→ **RECORDS FOR THIS TASK**
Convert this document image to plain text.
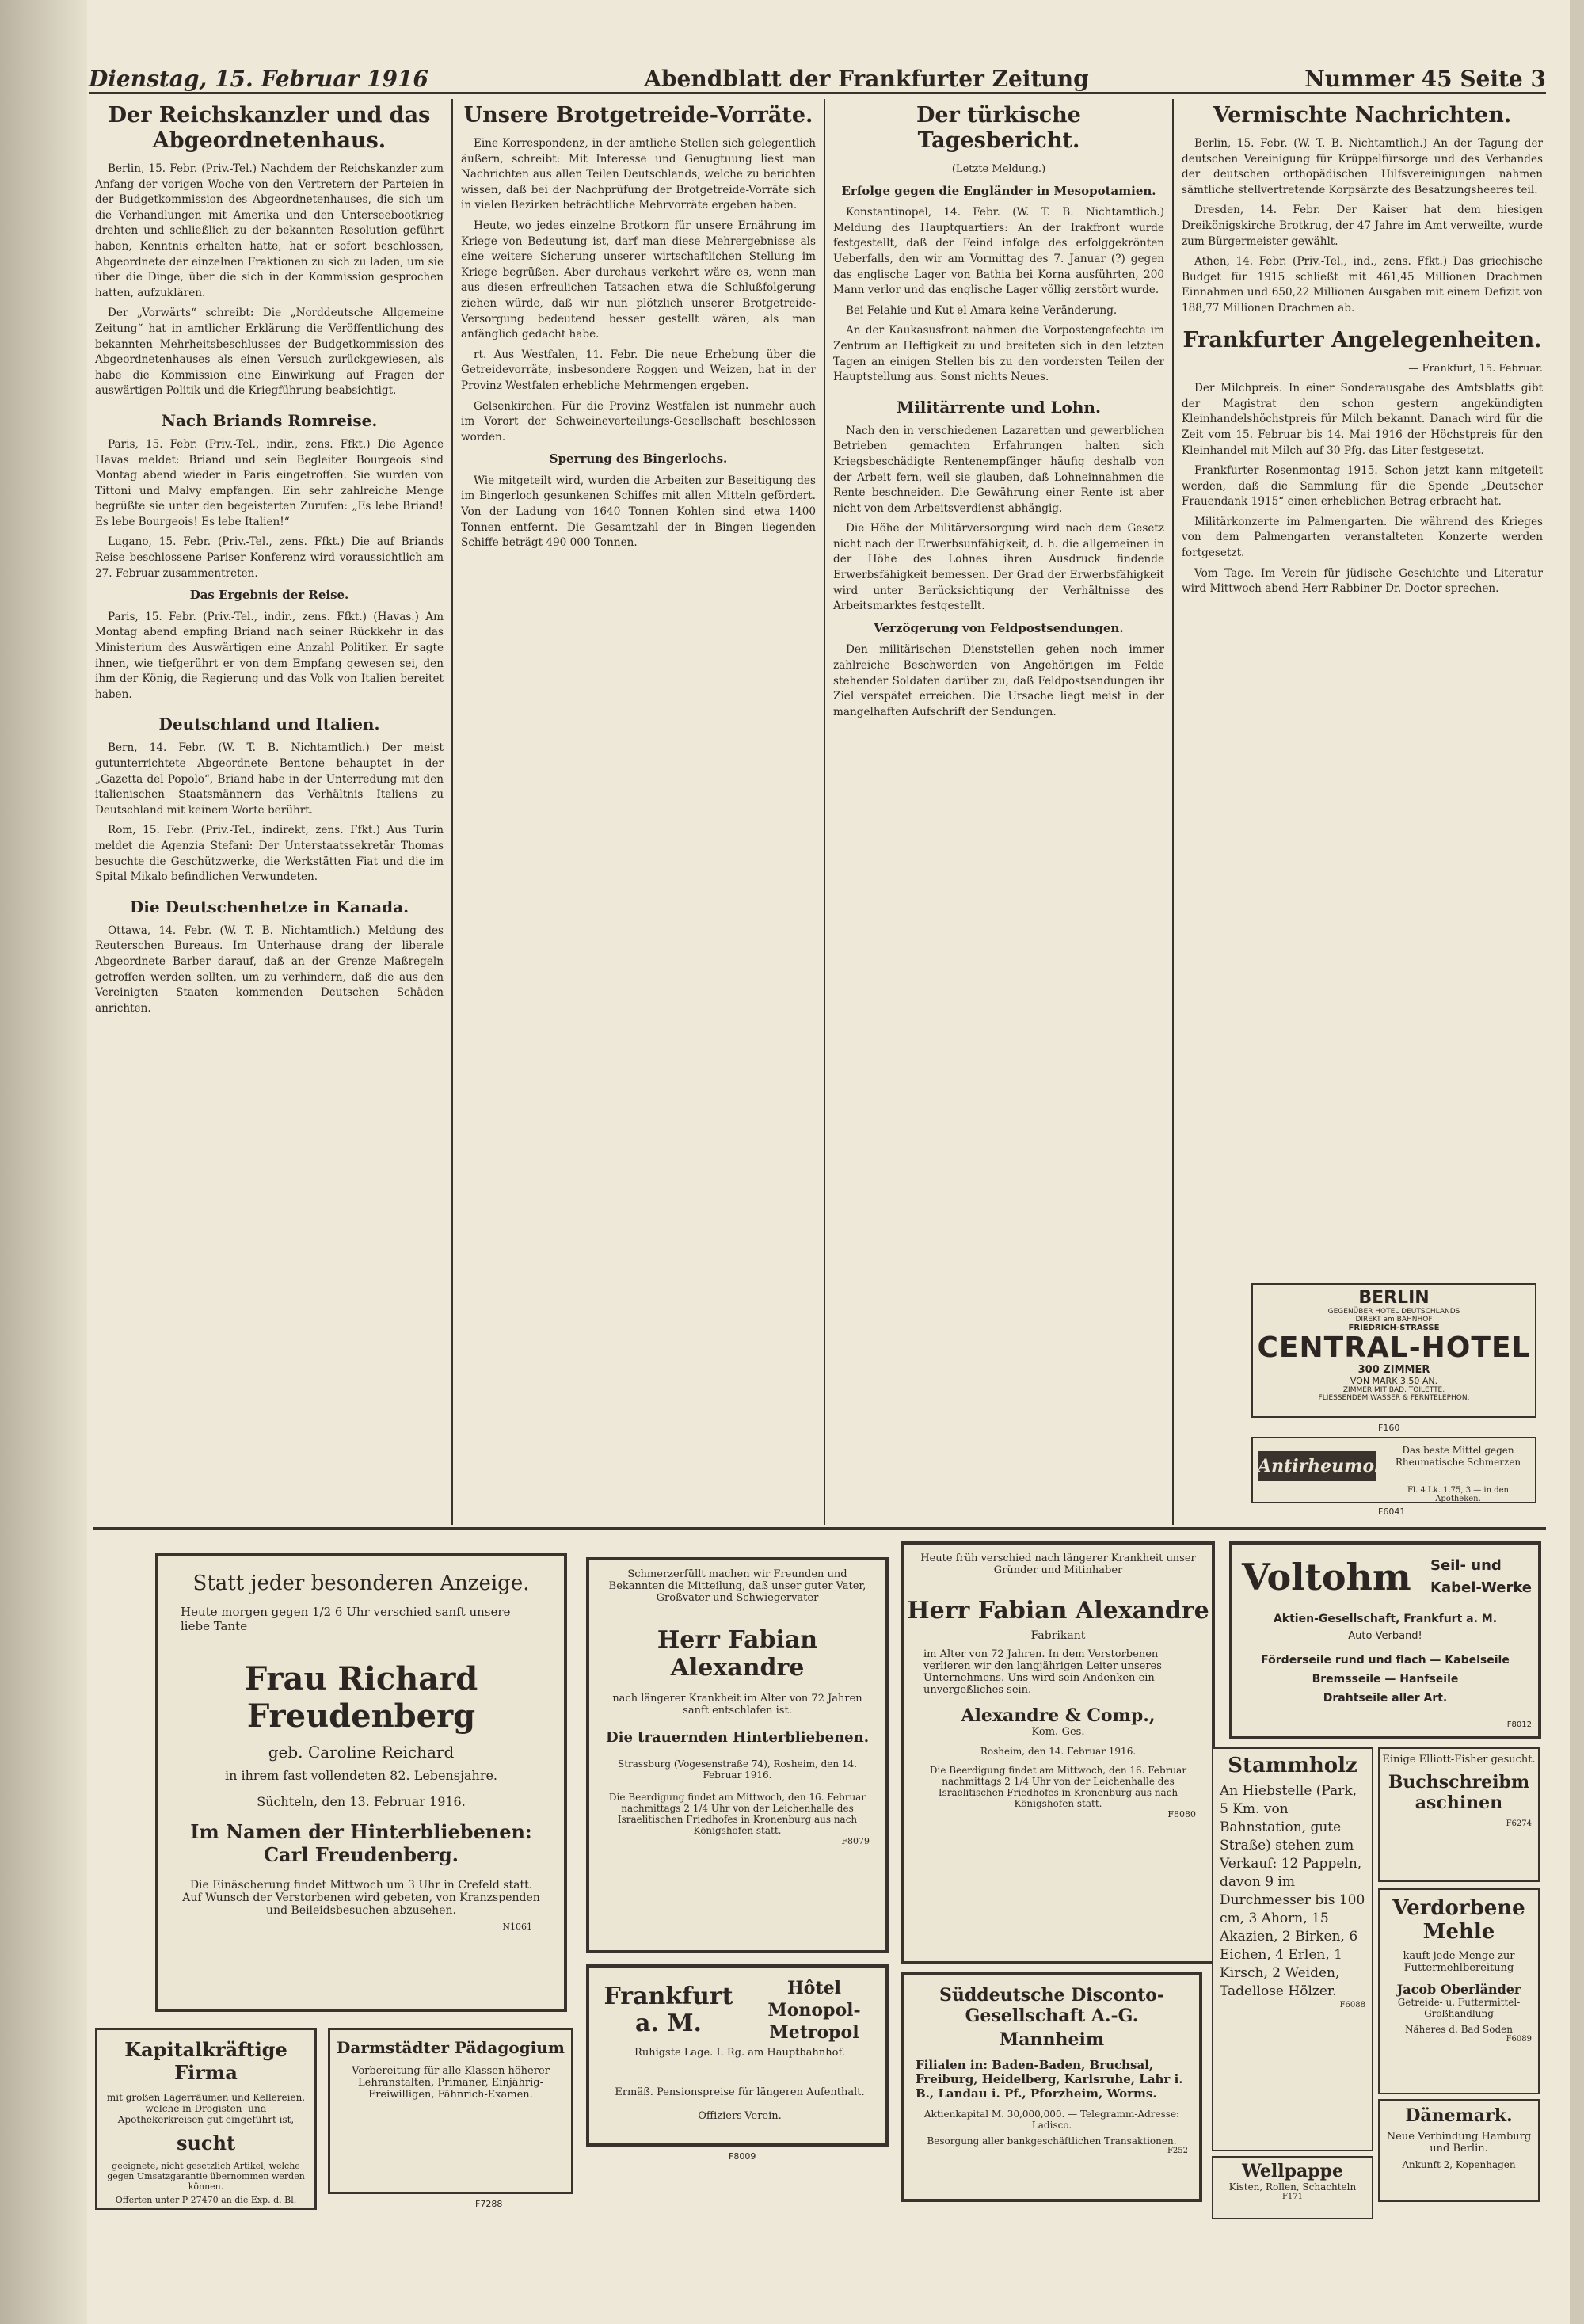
Dienstag, 15. Februar 1916	Abendblatt der Frankfurter Zeitung	Nummer 45 Seite 3
Der Reichskanzler und das Abgeordnetenhaus.

Berlin, 15. Febr. (Priv.-Tel.) Nachdem der Reichskanzler zum Anfang der vorigen Woche von den Vertretern der Parteien in der Budgetkommission des Abgeordnetenhauses, die sich um die Verhandlungen mit Amerika und den Unterseebootkrieg drehten und schließlich zu der bekannten Resolution geführt haben, Kenntnis erhalten hatte, hat er sofort beschlossen, Abgeordnete der einzelnen Fraktionen zu sich zu laden, um sie über die Dinge, über die sich in der Kommission gesprochen hatten, aufzuklären.

Der „Vorwärts“ schreibt: Die „Norddeutsche Allgemeine Zeitung“ hat in amtlicher Erklärung die Veröffentlichung des bekannten Mehrheitsbeschlusses der Budgetkommission des Abgeordnetenhauses als einen Versuch zurückgewiesen, als habe die Kommission eine Einwirkung auf Fragen der auswärtigen Politik und die Kriegführung beabsichtigt.

Nach Briands Romreise.

Paris, 15. Febr. (Priv.-Tel., indir., zens. Ffkt.) Die Agence Havas meldet: Briand und sein Begleiter Bourgeois sind Montag abend wieder in Paris eingetroffen. Sie wurden von Tittoni und Malvy empfangen. Ein sehr zahlreiche Menge begrüßte sie unter den begeisterten Zurufen: „Es lebe Briand! Es lebe Bourgeois! Es lebe Italien!“

Lugano, 15. Febr. (Priv.-Tel., zens. Ffkt.) Die auf Briands Reise beschlossene Pariser Konferenz wird voraussichtlich am 27. Februar zusammentreten.

Das Ergebnis der Reise.

Paris, 15. Febr. (Priv.-Tel., indir., zens. Ffkt.) (Havas.) Am Montag abend empfing Briand nach seiner Rückkehr in das Ministerium des Auswärtigen eine Anzahl Politiker. Er sagte ihnen, wie tiefgerührt er von dem Empfang gewesen sei, den ihm der König, die Regierung und das Volk von Italien bereitet haben.

Deutschland und Italien.

Bern, 14. Febr. (W. T. B. Nichtamtlich.) Der meist gutunterrichtete Abgeordnete Bentone behauptet in der „Gazetta del Popolo“, Briand habe in der Unterredung mit den italienischen Staatsmännern das Verhältnis Italiens zu Deutschland mit keinem Worte berührt.

Rom, 15. Febr. (Priv.-Tel., indirekt, zens. Ffkt.) Aus Turin meldet die Agenzia Stefani: Der Unterstaatssekretär Thomas besuchte die Geschützwerke, die Werkstätten Fiat und die im Spital Mikalo befindlichen Verwundeten.

Die Deutschenhetze in Kanada.

Ottawa, 14. Febr. (W. T. B. Nichtamtlich.) Meldung des Reuterschen Bureaus. Im Unterhause drang der liberale Abgeordnete Barber darauf, daß an der Grenze Maßregeln getroffen werden sollten, um zu verhindern, daß die aus den Vereinigten Staaten kommenden Deutschen Schäden anrichten.

Unsere Brotgetreide-Vorräte.

Eine Korrespondenz, in der amtliche Stellen sich gelegentlich äußern, schreibt: Mit Interesse und Genugtuung liest man Nachrichten aus allen Teilen Deutschlands, welche zu berichten wissen, daß bei der Nachprüfung der Brotgetreide-Vorräte sich in vielen Bezirken beträchtliche Mehrvorräte ergeben haben.

Heute, wo jedes einzelne Brotkorn für unsere Ernährung im Kriege von Bedeutung ist, darf man diese Mehrergebnisse als eine weitere Sicherung unserer wirtschaftlichen Stellung im Kriege begrüßen. Aber durchaus verkehrt wäre es, wenn man aus diesen erfreulichen Tatsachen etwa die Schlußfolgerung ziehen würde, daß wir nun plötzlich unserer Brotgetreide-Versorgung bedeutend besser gestellt wären, als man anfänglich gedacht habe.

rt. Aus Westfalen, 11. Febr. Die neue Erhebung über die Getreidevorräte, insbesondere Roggen und Weizen, hat in der Provinz Westfalen erhebliche Mehrmengen ergeben.

Gelsenkirchen. Für die Provinz Westfalen ist nunmehr auch im Vorort der Schweineverteilungs-Gesellschaft beschlossen worden.

Sperrung des Bingerlochs.

Wie mitgeteilt wird, wurden die Arbeiten zur Beseitigung des im Bingerloch gesunkenen Schiffes mit allen Mitteln gefördert. Von der Ladung von 1640 Tonnen Kohlen sind etwa 1400 Tonnen entfernt. Die Gesamtzahl der in Bingen liegenden Schiffe beträgt 490 000 Tonnen.

Der türkische Tagesbericht.
(Letzte Meldung.)
Erfolge gegen die Engländer in Mesopotamien.

Konstantinopel, 14. Febr. (W. T. B. Nichtamtlich.) Meldung des Hauptquartiers: An der Irakfront wurde festgestellt, daß der Feind infolge des erfolggekrönten Ueberfalls, den wir am Vormittag des 7. Januar (?) gegen das englische Lager von Bathia bei Korna ausführten, 200 Mann verlor und das englische Lager völlig zerstört wurde.

Bei Felahie und Kut el Amara keine Veränderung.

An der Kaukasusfront nahmen die Vorpostengefechte im Zentrum an Heftigkeit zu und breiteten sich in den letzten Tagen an einigen Stellen bis zu den vordersten Teilen der Hauptstellung aus. Sonst nichts Neues.

Militärrente und Lohn.

Nach den in verschiedenen Lazaretten und gewerblichen Betrieben gemachten Erfahrungen halten sich Kriegsbeschädigte Rentenempfänger häufig deshalb von der Arbeit fern, weil sie glauben, daß Lohneinnahmen die Rente beschneiden. Die Gewährung einer Rente ist aber nicht von dem Arbeitsverdienst abhängig.

Die Höhe der Militärversorgung wird nach dem Gesetz nicht nach der Erwerbsunfähigkeit, d. h. die allgemeinen in der Höhe des Lohnes ihren Ausdruck findende Erwerbsfähigkeit bemessen. Der Grad der Erwerbsfähigkeit wird unter Berücksichtigung der Verhältnisse des Arbeitsmarktes festgestellt.

Verzögerung von Feldpostsendungen.

Den militärischen Dienststellen gehen noch immer zahlreiche Beschwerden von Angehörigen im Felde stehender Soldaten darüber zu, daß Feldpostsendungen ihr Ziel verspätet erreichen. Die Ursache liegt meist in der mangelhaften Aufschrift der Sendungen.

Vermischte Nachrichten.

Berlin, 15. Febr. (W. T. B. Nichtamtlich.) An der Tagung der deutschen Vereinigung für Krüppelfürsorge und des Verbandes der deutschen orthopädischen Hilfsvereinigungen nahmen sämtliche stellvertretende Korpsärzte des Besatzungsheeres teil.

Dresden, 14. Febr. Der Kaiser hat dem hiesigen Dreikönigskirche Brotkrug, der 47 Jahre im Amt verweilte, wurde zum Bürgermeister gewählt.

Athen, 14. Febr. (Priv.-Tel., ind., zens. Ffkt.) Das griechische Budget für 1915 schließt mit 461,45 Millionen Drachmen Einnahmen und 650,22 Millionen Ausgaben mit einem Defizit von 188,77 Millionen Drachmen ab.

Frankfurter Angelegenheiten.
— Frankfurt, 15. Februar.

Der Milchpreis. In einer Sonderausgabe des Amtsblatts gibt der Magistrat den schon gestern angekündigten Kleinhandelshöchstpreis für Milch bekannt. Danach wird für die Zeit vom 15. Februar bis 14. Mai 1916 der Höchstpreis für den Kleinhandel mit Milch auf 30 Pfg. das Liter festgesetzt.

Frankfurter Rosenmontag 1915. Schon jetzt kann mitgeteilt werden, daß die Sammlung für die Spende „Deutscher Frauendank 1915“ einen erheblichen Betrag erbracht hat.

Militärkonzerte im Palmengarten. Die während des Krieges von dem Palmengarten veranstalteten Konzerte werden fortgesetzt.

Vom Tage. Im Verein für jüdische Geschichte und Literatur wird Mittwoch abend Herr Rabbiner Dr. Doctor sprechen.

BERLIN
GEGENÜBER HOTEL DEUTSCHLANDS
DIREKT am BAHNHOF
FRIEDRICH-STRASSE
CENTRAL-HOTEL
300 ZIMMER
VON MARK 3.50 AN.
ZIMMER MIT BAD, TOILETTE,
FLIESSENDEM WASSER & FERNTELEPHON.
F160
Antirheumol
Das beste Mittel gegen Rheumatische Schmerzen
Fl. 4 Lk. 1.75, 3.— in den Apotheken.
F6041
Statt jeder besonderen Anzeige.
Heute morgen gegen 1/2 6 Uhr verschied sanft unsere liebe Tante
Frau Richard Freudenberg
geb. Caroline Reichard
in ihrem fast vollendeten 82. Lebensjahre.
Süchteln, den 13. Februar 1916.
Im Namen der Hinterbliebenen:
Carl Freudenberg.
Die Einäscherung findet Mittwoch um 3 Uhr in Crefeld statt. Auf Wunsch der Verstorbenen wird gebeten, von Kranzspenden und Beileidsbesuchen abzusehen.
N1061
Schmerzerfüllt machen wir Freunden und Bekannten die Mitteilung, daß unser guter Vater, Großvater und Schwiegervater
Herr Fabian Alexandre
nach längerer Krankheit im Alter von 72 Jahren sanft entschlafen ist.
Die trauernden Hinterbliebenen.
Strassburg (Vogesenstraße 74), Rosheim, den 14. Februar 1916.
Die Beerdigung findet am Mittwoch, den 16. Februar nachmittags 2 1/4 Uhr von der Leichenhalle des Israelitischen Friedhofes in Kronenburg aus nach Königshofen statt.
F8079
Heute früh verschied nach längerer Krankheit unser Gründer und Mitinhaber
Herr Fabian Alexandre
Fabrikant
im Alter von 72 Jahren. In dem Verstorbenen verlieren wir den langjährigen Leiter unseres Unternehmens. Uns wird sein Andenken ein unvergeßliches sein.
Alexandre & Comp.,
Kom.-Ges.
Rosheim, den 14. Februar 1916.
Die Beerdigung findet am Mittwoch, den 16. Februar nachmittags 2 1/4 Uhr von der Leichenhalle des Israelitischen Friedhofes in Kronenburg aus nach Königshofen statt.
F8080
Voltohm Seil- und
Kabel-Werke
Aktien-Gesellschaft, Frankfurt a. M.
Auto-Verband!
Förderseile rund und flach — Kabelseile
Bremsseile — Hanfseile
Drahtseile aller Art.
F8012
Stammholz
An Hiebstelle (Park, 5 Km. von Bahnstation, gute Straße) stehen zum Verkauf: 12 Pappeln, davon 9 im Durchmesser bis 100 cm, 3 Ahorn, 15 Akazien, 2 Birken, 6 Eichen, 4 Erlen, 1 Kirsch, 2 Weiden, Tadellose Hölzer.
F6088
Einige Elliott-Fisher gesucht.
Buchschreibmaschinen
F6274
Verdorbene Mehle
kauft jede Menge zur Futtermehlbereitung
Jacob Oberländer
Getreide- u. Futtermittel-Großhandlung
Näheres d. Bad Soden
F6089
Dänemark.
Neue Verbindung Hamburg und Berlin.
Ankunft 2, Kopenhagen
Wellpappe
Kisten, Rollen, Schachteln
F171
Frankfurt a. M.
Hôtel Monopol-Metropol
Ruhigste Lage. I. Rg. am Hauptbahnhof.
Ermäß. Pensionspreise für längeren Aufenthalt.
Offiziers-Verein.
F8009
Süddeutsche Disconto-Gesellschaft A.-G.
Mannheim
Filialen in: Baden-Baden, Bruchsal, Freiburg, Heidelberg, Karlsruhe, Lahr i. B., Landau i. Pf., Pforzheim, Worms.
Aktienkapital M. 30,000,000. — Telegramm-Adresse: Ladisco.
Besorgung aller bankgeschäftlichen Transaktionen.
F252
Kapitalkräftige Firma
mit großen Lagerräumen und Kellereien, welche in Drogisten- und Apothekerkreisen gut eingeführt ist,
sucht
geeignete, nicht gesetzlich Artikel, welche gegen Umsatzgarantie übernommen werden können.
Offerten unter P 27470 an die Exp. d. Bl.
Darmstädter Pädagogium
Vorbereitung für alle Klassen höherer Lehranstalten, Primaner, Einjährig-Freiwilligen, Fähnrich-Examen.
F7288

→ **GOAL**
Identify the lines above with the word "aller". Copy them.

→ **TASK RESPONSE**
Drahtseile aller Art.
Besorgung aller bankgeschäftlichen Transaktionen.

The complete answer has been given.